• RECORDS TO PROCESS:
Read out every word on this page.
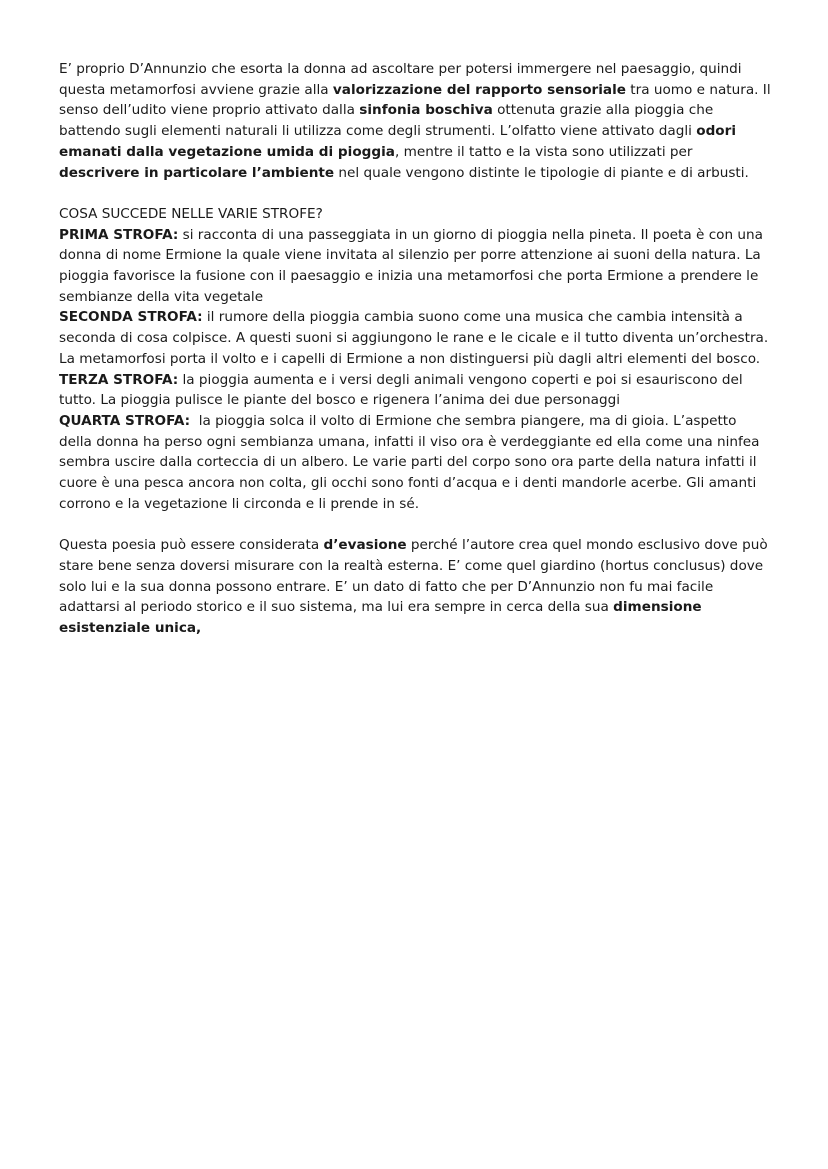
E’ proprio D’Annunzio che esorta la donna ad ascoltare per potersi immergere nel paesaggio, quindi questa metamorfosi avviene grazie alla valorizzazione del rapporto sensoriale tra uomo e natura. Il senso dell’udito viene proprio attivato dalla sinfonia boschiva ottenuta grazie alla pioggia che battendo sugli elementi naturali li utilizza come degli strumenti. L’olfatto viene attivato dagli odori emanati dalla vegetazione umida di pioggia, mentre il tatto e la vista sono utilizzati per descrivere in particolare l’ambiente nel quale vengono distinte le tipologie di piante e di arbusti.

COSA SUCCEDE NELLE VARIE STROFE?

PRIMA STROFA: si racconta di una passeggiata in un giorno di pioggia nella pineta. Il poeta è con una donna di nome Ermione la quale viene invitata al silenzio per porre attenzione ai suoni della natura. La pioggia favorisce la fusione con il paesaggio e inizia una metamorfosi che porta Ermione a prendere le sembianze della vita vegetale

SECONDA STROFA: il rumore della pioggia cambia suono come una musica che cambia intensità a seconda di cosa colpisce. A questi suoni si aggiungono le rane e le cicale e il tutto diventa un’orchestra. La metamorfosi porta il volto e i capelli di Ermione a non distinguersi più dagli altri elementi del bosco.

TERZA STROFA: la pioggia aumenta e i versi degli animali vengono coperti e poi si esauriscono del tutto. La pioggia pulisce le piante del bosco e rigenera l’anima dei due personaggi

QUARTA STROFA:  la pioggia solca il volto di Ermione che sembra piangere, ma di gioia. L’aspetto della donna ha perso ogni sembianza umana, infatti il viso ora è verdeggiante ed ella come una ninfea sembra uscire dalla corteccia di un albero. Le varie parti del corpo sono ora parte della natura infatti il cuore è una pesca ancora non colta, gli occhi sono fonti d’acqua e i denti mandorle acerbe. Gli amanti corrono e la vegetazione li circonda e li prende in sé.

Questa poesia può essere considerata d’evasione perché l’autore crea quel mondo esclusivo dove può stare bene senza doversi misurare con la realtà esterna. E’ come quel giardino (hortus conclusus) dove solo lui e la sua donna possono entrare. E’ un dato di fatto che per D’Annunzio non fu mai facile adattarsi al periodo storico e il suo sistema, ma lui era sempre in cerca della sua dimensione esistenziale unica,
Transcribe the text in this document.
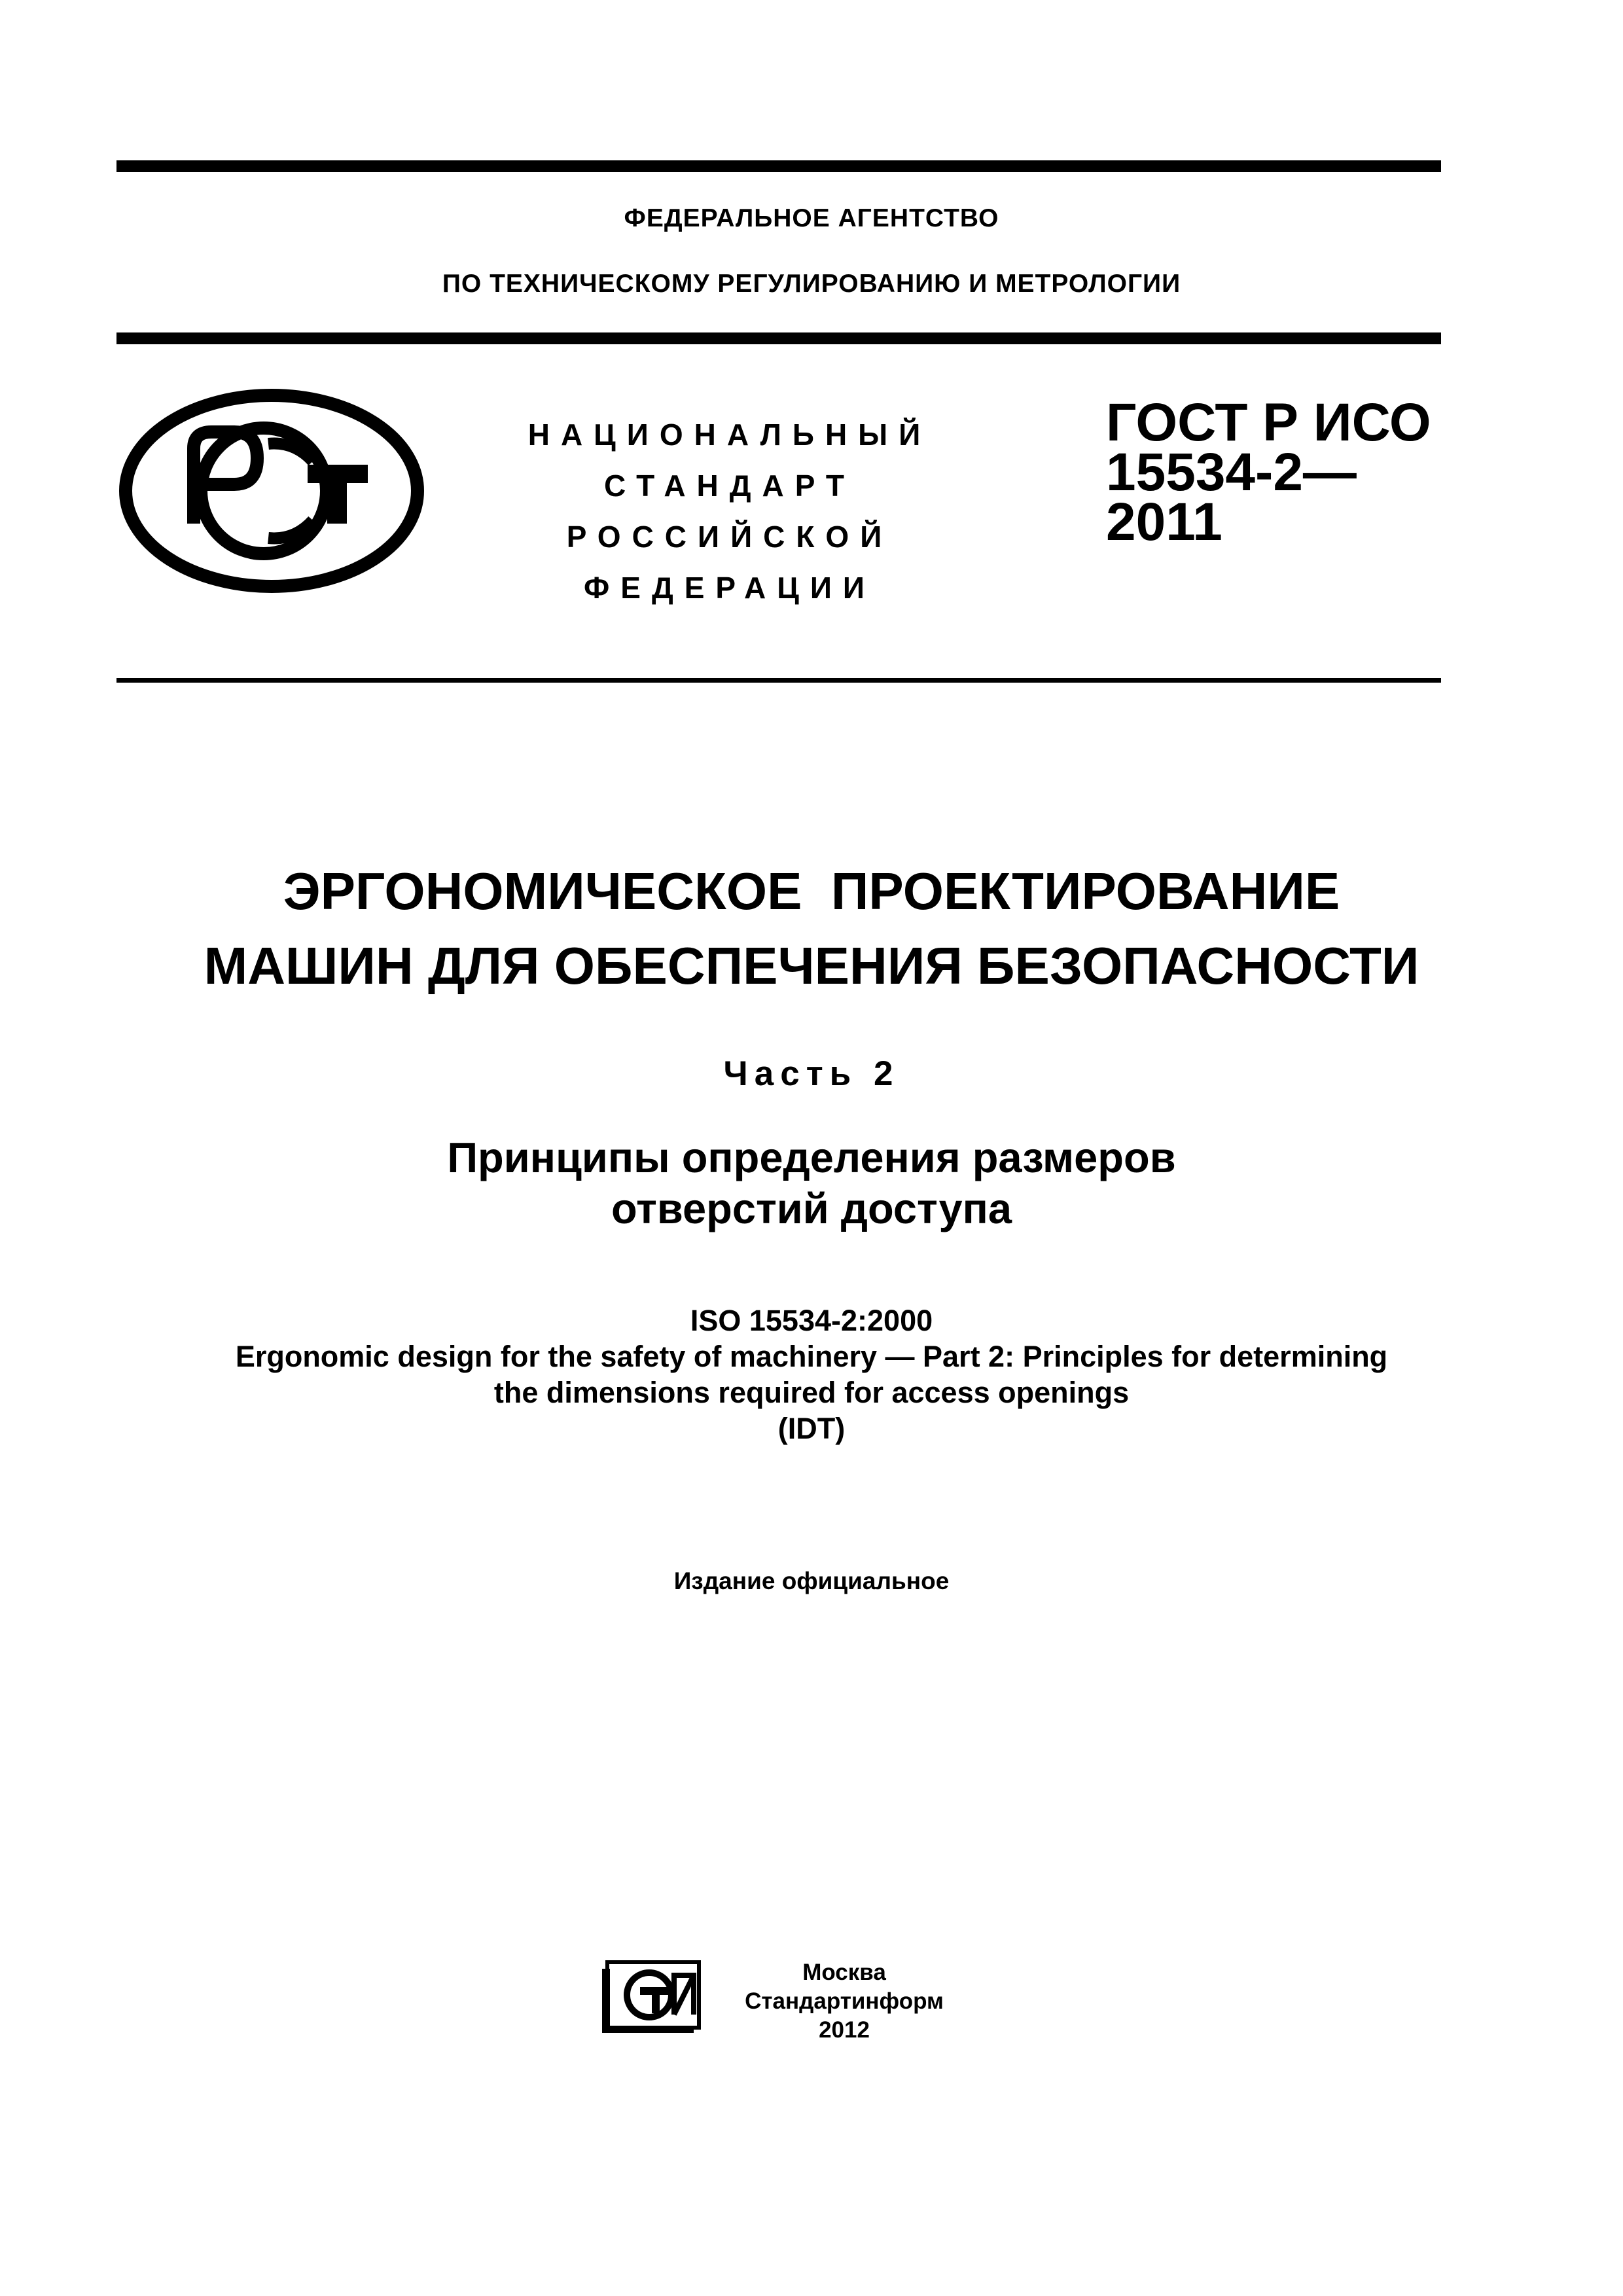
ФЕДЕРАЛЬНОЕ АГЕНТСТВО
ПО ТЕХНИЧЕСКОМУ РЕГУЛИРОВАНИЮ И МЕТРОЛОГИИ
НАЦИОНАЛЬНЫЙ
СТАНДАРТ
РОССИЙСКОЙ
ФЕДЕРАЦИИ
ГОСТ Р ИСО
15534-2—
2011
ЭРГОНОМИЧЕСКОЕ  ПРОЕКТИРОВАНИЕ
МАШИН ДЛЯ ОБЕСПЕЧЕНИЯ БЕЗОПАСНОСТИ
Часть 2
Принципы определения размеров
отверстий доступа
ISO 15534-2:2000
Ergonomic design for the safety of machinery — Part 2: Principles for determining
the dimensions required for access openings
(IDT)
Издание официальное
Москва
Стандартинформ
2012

• DIRECTIONS: Your task is to pick out every line with the string "degli" and copy it.

• TASK RESULT:
E’ proprio D’Annunzio che esorta la donna ad ascoltare per potersi immergere nel paesaggio, quindi questa metamorfosi avviene grazie alla valorizzazione del rapporto sensoriale tra uomo e natura. Il senso dell’udito viene proprio attivato dalla sinfonia boschiva ottenuta grazie alla pioggia che battendo sugli elementi naturali li utilizza come degli strumenti. L’olfatto viene attivato dagli odori emanati dalla vegetazione umida di pioggia, mentre il tatto e la vista sono utilizzati per descrivere in particolare l’ambiente nel quale vengono distinte le tipologie di piante e di arbusti.
TERZA STROFA: la pioggia aumenta e i versi degli animali vengono coperti e poi si esauriscono del tutto. La pioggia pulisce le piante del bosco e rigenera l’anima dei due personaggi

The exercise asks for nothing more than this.